• **Required work**
Across the material below, how many lines contain the word "subjects"? Give only the number.

— start of Records to use —

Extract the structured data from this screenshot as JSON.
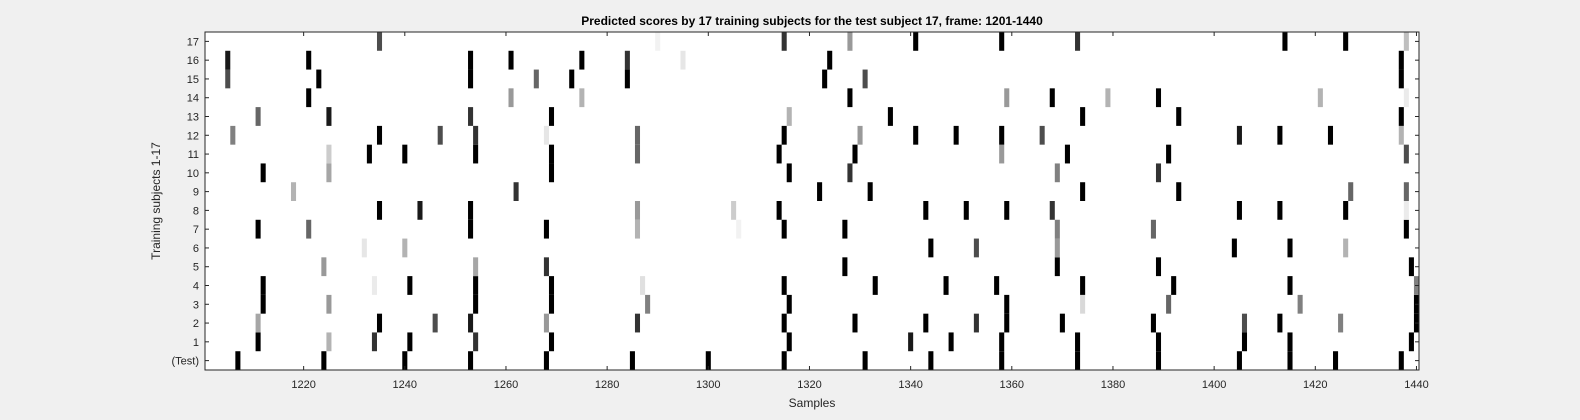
{
  "colors": {
    "figure_background": "#f0f0f0",
    "axes_background": "#ffffff",
    "axes_color": "#262626",
    "colormap": "gray (white = 0, black = 1)"
  },
  "chart_data": {
    "type": "heatmap",
    "title": "Predicted scores by 17 training subjects for the test subject 17, frame: 1201-1440",
    "xlabel": "Samples",
    "ylabel": "Training subjects 1-17",
    "xlim": [
      1201,
      1440
    ],
    "x_ticks": [
      1220,
      1240,
      1260,
      1280,
      1300,
      1320,
      1340,
      1360,
      1380,
      1400,
      1420,
      1440
    ],
    "rows": [
      "(Test)",
      "1",
      "2",
      "3",
      "4",
      "5",
      "6",
      "7",
      "8",
      "9",
      "10",
      "11",
      "12",
      "13",
      "14",
      "15",
      "16",
      "17"
    ],
    "cell_value_note": "each cell is the score at one sample; value in [0,1], higher = darker",
    "marks": {
      "(Test)": [
        [
          1207,
          1
        ],
        [
          1224,
          1
        ],
        [
          1240,
          1
        ],
        [
          1253,
          1
        ],
        [
          1268,
          1
        ],
        [
          1285,
          1
        ],
        [
          1300,
          1
        ],
        [
          1315,
          1
        ],
        [
          1331,
          1
        ],
        [
          1344,
          1
        ],
        [
          1358,
          1
        ],
        [
          1373,
          1
        ],
        [
          1389,
          1
        ],
        [
          1405,
          1
        ],
        [
          1415,
          1
        ],
        [
          1424,
          1
        ],
        [
          1437,
          1
        ]
      ],
      "1": [
        [
          1211,
          1
        ],
        [
          1225,
          0.3
        ],
        [
          1234,
          0.8
        ],
        [
          1241,
          1
        ],
        [
          1254,
          0.8
        ],
        [
          1269,
          1
        ],
        [
          1316,
          1
        ],
        [
          1340,
          0.9
        ],
        [
          1348,
          1
        ],
        [
          1358,
          1
        ],
        [
          1373,
          1
        ],
        [
          1389,
          1
        ],
        [
          1406,
          1
        ],
        [
          1415,
          1
        ],
        [
          1439,
          1
        ]
      ],
      "2": [
        [
          1211,
          0.35
        ],
        [
          1235,
          1
        ],
        [
          1246,
          0.7
        ],
        [
          1253,
          0.9
        ],
        [
          1268,
          0.4
        ],
        [
          1286,
          0.8
        ],
        [
          1315,
          1
        ],
        [
          1329,
          1
        ],
        [
          1343,
          1
        ],
        [
          1353,
          0.8
        ],
        [
          1359,
          1
        ],
        [
          1370,
          1
        ],
        [
          1388,
          1
        ],
        [
          1406,
          0.7
        ],
        [
          1413,
          1
        ],
        [
          1425,
          0.5
        ],
        [
          1440,
          1
        ]
      ],
      "3": [
        [
          1212,
          1
        ],
        [
          1225,
          0.4
        ],
        [
          1254,
          1
        ],
        [
          1269,
          1
        ],
        [
          1288,
          0.5
        ],
        [
          1316,
          1
        ],
        [
          1359,
          1
        ],
        [
          1374,
          0.15
        ],
        [
          1391,
          0.6
        ],
        [
          1417,
          0.5
        ],
        [
          1440,
          1
        ]
      ],
      "4": [
        [
          1212,
          1
        ],
        [
          1234,
          0.08
        ],
        [
          1241,
          1
        ],
        [
          1254,
          1
        ],
        [
          1269,
          1
        ],
        [
          1287,
          0.12
        ],
        [
          1315,
          1
        ],
        [
          1333,
          1
        ],
        [
          1347,
          1
        ],
        [
          1357,
          1
        ],
        [
          1374,
          1
        ],
        [
          1392,
          1
        ],
        [
          1415,
          1
        ],
        [
          1440,
          0.5
        ]
      ],
      "5": [
        [
          1224,
          0.4
        ],
        [
          1254,
          0.35
        ],
        [
          1268,
          0.8
        ],
        [
          1327,
          1
        ],
        [
          1369,
          1
        ],
        [
          1389,
          1
        ],
        [
          1439,
          1
        ]
      ],
      "6": [
        [
          1232,
          0.1
        ],
        [
          1240,
          0.3
        ],
        [
          1344,
          1
        ],
        [
          1353,
          0.7
        ],
        [
          1369,
          0.4
        ],
        [
          1404,
          1
        ],
        [
          1415,
          1
        ],
        [
          1426,
          0.3
        ]
      ],
      "7": [
        [
          1211,
          1
        ],
        [
          1221,
          0.6
        ],
        [
          1253,
          1
        ],
        [
          1268,
          1
        ],
        [
          1286,
          0.3
        ],
        [
          1306,
          0.05
        ],
        [
          1315,
          1
        ],
        [
          1327,
          1
        ],
        [
          1369,
          0.5
        ],
        [
          1388,
          0.6
        ],
        [
          1438,
          1
        ]
      ],
      "8": [
        [
          1235,
          1
        ],
        [
          1243,
          0.9
        ],
        [
          1253,
          1
        ],
        [
          1286,
          0.4
        ],
        [
          1305,
          0.2
        ],
        [
          1314,
          1
        ],
        [
          1343,
          1
        ],
        [
          1351,
          1
        ],
        [
          1359,
          1
        ],
        [
          1368,
          0.8
        ],
        [
          1405,
          1
        ],
        [
          1413,
          1
        ],
        [
          1426,
          1
        ],
        [
          1438,
          0.08
        ]
      ],
      "9": [
        [
          1218,
          0.3
        ],
        [
          1262,
          0.8
        ],
        [
          1322,
          1
        ],
        [
          1332,
          1
        ],
        [
          1374,
          1
        ],
        [
          1393,
          1
        ],
        [
          1427,
          0.6
        ],
        [
          1438,
          0.6
        ]
      ],
      "10": [
        [
          1212,
          1
        ],
        [
          1225,
          0.35
        ],
        [
          1269,
          1
        ],
        [
          1316,
          1
        ],
        [
          1328,
          0.8
        ],
        [
          1369,
          0.5
        ],
        [
          1389,
          0.8
        ],
        [
          1441,
          1
        ]
      ],
      "11": [
        [
          1225,
          0.2
        ],
        [
          1233,
          1
        ],
        [
          1240,
          1
        ],
        [
          1254,
          1
        ],
        [
          1269,
          1
        ],
        [
          1286,
          0.6
        ],
        [
          1314,
          1
        ],
        [
          1329,
          1
        ],
        [
          1358,
          0.4
        ],
        [
          1371,
          1
        ],
        [
          1391,
          1
        ],
        [
          1438,
          0.7
        ]
      ],
      "12": [
        [
          1206,
          0.5
        ],
        [
          1235,
          1
        ],
        [
          1247,
          0.7
        ],
        [
          1254,
          0.8
        ],
        [
          1268,
          0.1
        ],
        [
          1286,
          0.6
        ],
        [
          1315,
          1
        ],
        [
          1330,
          0.4
        ],
        [
          1341,
          1
        ],
        [
          1349,
          1
        ],
        [
          1358,
          1
        ],
        [
          1366,
          0.7
        ],
        [
          1405,
          0.9
        ],
        [
          1413,
          1
        ],
        [
          1423,
          1
        ],
        [
          1437,
          0.3
        ]
      ],
      "13": [
        [
          1211,
          0.6
        ],
        [
          1225,
          0.9
        ],
        [
          1253,
          0.8
        ],
        [
          1269,
          1
        ],
        [
          1316,
          0.3
        ],
        [
          1336,
          1
        ],
        [
          1374,
          1
        ],
        [
          1393,
          1
        ],
        [
          1437,
          1
        ]
      ],
      "14": [
        [
          1221,
          1
        ],
        [
          1261,
          0.4
        ],
        [
          1275,
          0.3
        ],
        [
          1328,
          1
        ],
        [
          1359,
          0.4
        ],
        [
          1368,
          1
        ],
        [
          1379,
          0.3
        ],
        [
          1389,
          1
        ],
        [
          1421,
          0.3
        ],
        [
          1438,
          0.08
        ]
      ],
      "15": [
        [
          1205,
          0.7
        ],
        [
          1223,
          1
        ],
        [
          1253,
          1
        ],
        [
          1266,
          0.6
        ],
        [
          1273,
          1
        ],
        [
          1284,
          1
        ],
        [
          1323,
          1
        ],
        [
          1331,
          0.7
        ],
        [
          1437,
          1
        ]
      ],
      "16": [
        [
          1205,
          0.9
        ],
        [
          1221,
          1
        ],
        [
          1253,
          1
        ],
        [
          1261,
          1
        ],
        [
          1275,
          1
        ],
        [
          1284,
          0.8
        ],
        [
          1295,
          0.1
        ],
        [
          1324,
          1
        ],
        [
          1437,
          1
        ]
      ],
      "17": [
        [
          1235,
          0.7
        ],
        [
          1290,
          0.05
        ],
        [
          1315,
          0.8
        ],
        [
          1328,
          0.4
        ],
        [
          1341,
          1
        ],
        [
          1358,
          1
        ],
        [
          1373,
          0.8
        ],
        [
          1414,
          1
        ],
        [
          1426,
          1
        ],
        [
          1438,
          0.25
        ]
      ]
    }
  }
}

— end of Records to use —

• **Answer for the task**
2